-------- Information given
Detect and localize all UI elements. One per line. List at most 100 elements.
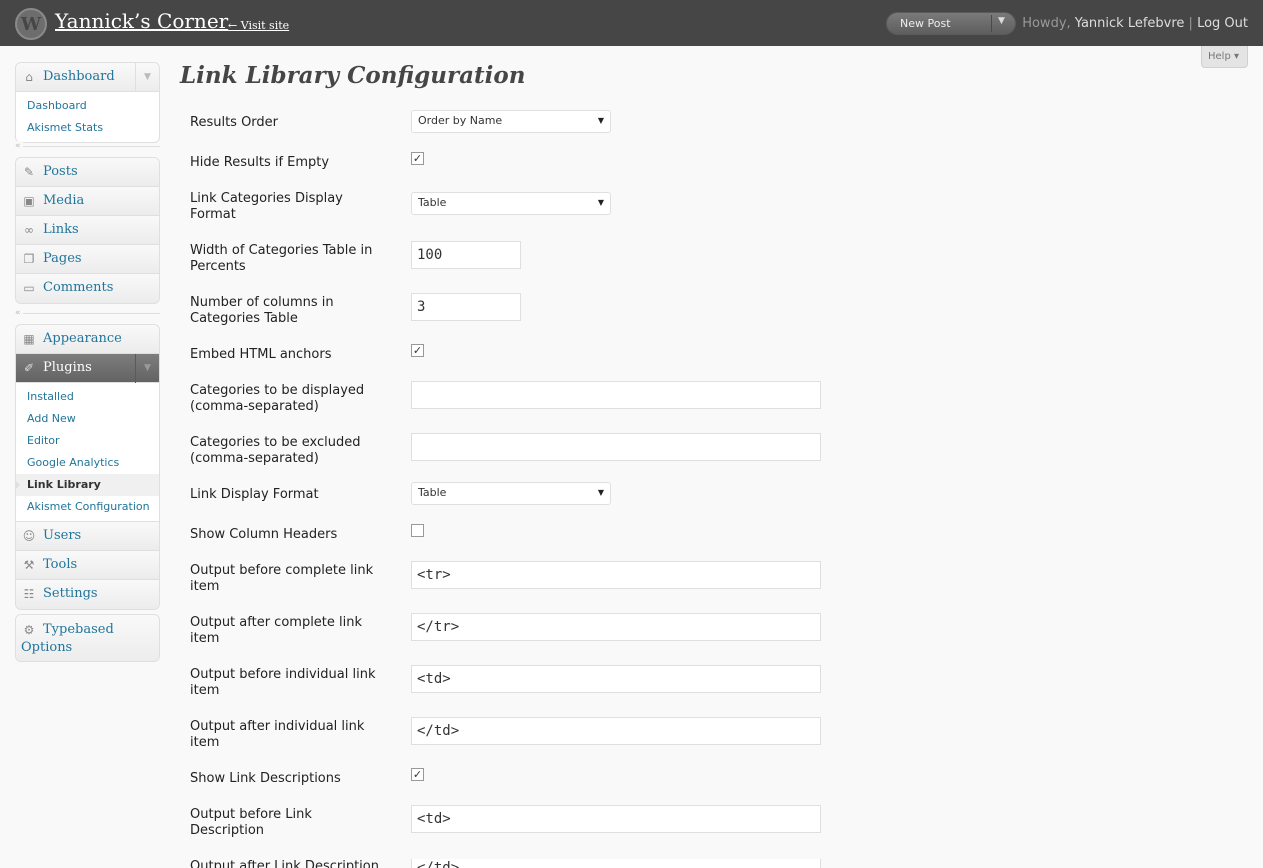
menu-comments[interactable]: ▭ Comments (16, 274, 159, 303)
menu-group-typebased: ⚙ Typebased Options (15, 614, 160, 662)
menu-settings-label: Settings (43, 586, 98, 601)
cats-displayed-input[interactable] (411, 381, 821, 409)
user-name-link[interactable]: Yannick Lefebvre (1075, 16, 1185, 31)
after-link-input[interactable]: </td> (411, 717, 821, 745)
after-item-label: Output after complete link item (190, 615, 363, 646)
dropdown-arrow-icon: ▼ (597, 488, 604, 497)
home-icon: ⌂ (25, 70, 33, 84)
cat-columns-input[interactable]: 3 (411, 293, 521, 321)
before-item-input[interactable]: <tr> (411, 561, 821, 589)
submenu-item-google-analytics[interactable]: Google Analytics (16, 452, 159, 474)
form-row-after-desc: Output after Link Description </td> (190, 859, 830, 868)
menu-separator (15, 146, 160, 147)
menu-comments-label: Comments (43, 280, 114, 295)
menu-links[interactable]: ∞ Links (16, 216, 159, 245)
menu-posts-label: Posts (43, 164, 78, 179)
cats-excluded-input[interactable] (411, 433, 821, 461)
show-col-headers-label: Show Column Headers (190, 527, 338, 542)
before-desc-input[interactable]: <td> (411, 805, 821, 833)
before-desc-label: Output before Link Description (190, 807, 312, 838)
menu-plugins[interactable]: ✐ Plugins ▼ (16, 354, 159, 383)
menu-dashboard[interactable]: ⌂ Dashboard ▼ (16, 63, 159, 92)
menu-tools[interactable]: ⚒ Tools (16, 551, 159, 580)
collapse-icon[interactable]: « (15, 141, 23, 151)
submenu-dashboard: Dashboard Akismet Stats (16, 92, 159, 142)
dropdown-arrow-icon: ▼ (597, 116, 604, 125)
results-order-value: Order by Name (418, 114, 503, 127)
embed-anchors-label: Embed HTML anchors (190, 347, 332, 362)
menu-pages[interactable]: ❐ Pages (16, 245, 159, 274)
before-link-label: Output before individual link item (190, 667, 376, 698)
link-display-format-label: Link Display Format (190, 487, 319, 502)
before-link-input[interactable]: <td> (411, 665, 821, 693)
menu-settings[interactable]: ☷ Settings (16, 580, 159, 609)
menu-users[interactable]: ☺ Users (16, 522, 159, 551)
menu-dashboard-label: Dashboard (43, 69, 115, 84)
tools-icon: ⚒ (23, 558, 35, 572)
howdy-text: Howdy, (1022, 16, 1071, 31)
cat-display-format-select[interactable]: Table ▼ (411, 192, 611, 215)
collapse-icon[interactable]: « (15, 308, 23, 318)
logout-link[interactable]: Log Out (1197, 16, 1248, 31)
menu-media-label: Media (43, 193, 85, 208)
hide-results-checkbox[interactable]: ✓ (411, 152, 424, 165)
results-order-label: Results Order (190, 115, 279, 130)
after-desc-input[interactable]: </td> (411, 859, 821, 868)
submenu-item-editor[interactable]: Editor (16, 430, 159, 452)
cat-columns-label: Number of columns in Categories Table (190, 295, 334, 326)
menu-group-dashboard: ⌂ Dashboard ▼ Dashboard Akismet Stats (15, 62, 160, 143)
submenu-item-add-new[interactable]: Add New (16, 408, 159, 430)
cats-displayed-label: Categories to be displayed (comma-separa… (190, 383, 365, 414)
chevron-down-icon[interactable]: ▼ (135, 63, 159, 92)
settings-icon: ☷ (23, 587, 35, 601)
embed-anchors-checkbox[interactable]: ✓ (411, 344, 424, 357)
link-display-format-select[interactable]: Table ▼ (411, 482, 611, 505)
menu-appearance-label: Appearance (43, 331, 122, 346)
menu-appearance[interactable]: ▦ Appearance (16, 325, 159, 354)
site-title[interactable]: Yannick’s Corner (55, 9, 228, 33)
new-post-button[interactable]: New Post ▼ (886, 12, 1016, 35)
appearance-icon: ▦ (23, 332, 35, 346)
menu-pages-label: Pages (43, 251, 82, 266)
menu-users-label: Users (43, 528, 82, 543)
chevron-down-icon[interactable]: ▼ (135, 354, 159, 383)
menu-tools-label: Tools (43, 557, 78, 572)
help-button[interactable]: Help ▾ (1201, 46, 1248, 68)
users-icon: ☺ (22, 529, 36, 543)
page-title: Link Library Configuration (180, 62, 526, 89)
cat-display-format-label: Link Categories Display Format (190, 191, 343, 222)
show-descriptions-label: Show Link Descriptions (190, 771, 341, 786)
pushpin-icon: ✎ (23, 165, 35, 179)
pages-icon: ❐ (23, 252, 35, 266)
submenu-item-link-library[interactable]: Link Library (16, 474, 159, 496)
before-item-label: Output before complete link item (190, 563, 374, 594)
menu-media[interactable]: ▣ Media (16, 187, 159, 216)
submenu-item-akismet-stats[interactable]: Akismet Stats (16, 117, 159, 139)
cat-table-width-input[interactable]: 100 (411, 241, 521, 269)
media-icon: ▣ (23, 194, 35, 208)
menu-group-admin: ▦ Appearance ✐ Plugins ▼ Installed Add N… (15, 324, 160, 610)
submenu-item-dashboard[interactable]: Dashboard (16, 95, 159, 117)
after-item-input[interactable]: </tr> (411, 613, 821, 641)
menu-typebased-options[interactable]: ⚙ Typebased Options (16, 615, 159, 661)
cat-table-width-label: Width of Categories Table in Percents (190, 243, 373, 274)
submenu-item-installed[interactable]: Installed (16, 386, 159, 408)
menu-typebased-label: Typebased Options (21, 622, 114, 655)
menu-plugins-label: Plugins (43, 360, 92, 375)
after-desc-label: Output after Link Description (190, 859, 379, 868)
new-post-label: New Post (900, 17, 951, 30)
show-col-headers-checkbox[interactable] (411, 524, 424, 537)
admin-header: W Yannick’s Corner ← Visit site New Post… (0, 0, 1263, 46)
submenu-item-akismet-configuration[interactable]: Akismet Configuration (16, 496, 159, 518)
visit-site-link[interactable]: ← Visit site (228, 19, 289, 32)
hide-results-label: Hide Results if Empty (190, 155, 330, 170)
wordpress-logo-icon: W (15, 8, 47, 40)
chevron-down-icon[interactable]: ▼ (998, 16, 1005, 26)
cat-display-format-value: Table (418, 196, 447, 209)
results-order-select[interactable]: Order by Name ▼ (411, 110, 611, 133)
cats-excluded-label: Categories to be excluded (comma-separat… (190, 435, 361, 466)
menu-posts[interactable]: ✎ Posts (16, 158, 159, 187)
dropdown-arrow-icon: ▼ (597, 198, 604, 207)
plugin-icon: ✐ (23, 361, 35, 375)
show-descriptions-checkbox[interactable]: ✓ (411, 768, 424, 781)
----------------
### Task directions
Express the stretch of the data above from the line containing "menu-comments[interactable]: ▭ Comments" through the line containing "after-item-label: Output after" as a JSON list of strings, one per line, leaving out blank lines.

### Exercise solution
[
  "menu-comments[interactable]: ▭ Comments (16, 274, 159, 303)",
  "menu-group-typebased: ⚙ Typebased Options (15, 614, 160, 662)",
  "menu-settings-label: Settings (43, 586, 98, 601)",
  "cats-displayed-input[interactable] (411, 381, 821, 409)",
  "user-name-link[interactable]: Yannick Lefebvre (1075, 16, 1185, 31)",
  "after-link-input[interactable]: </td> (411, 717, 821, 745)",
  "after-item-label: Output after complete link item (190, 615, 363, 646)"
]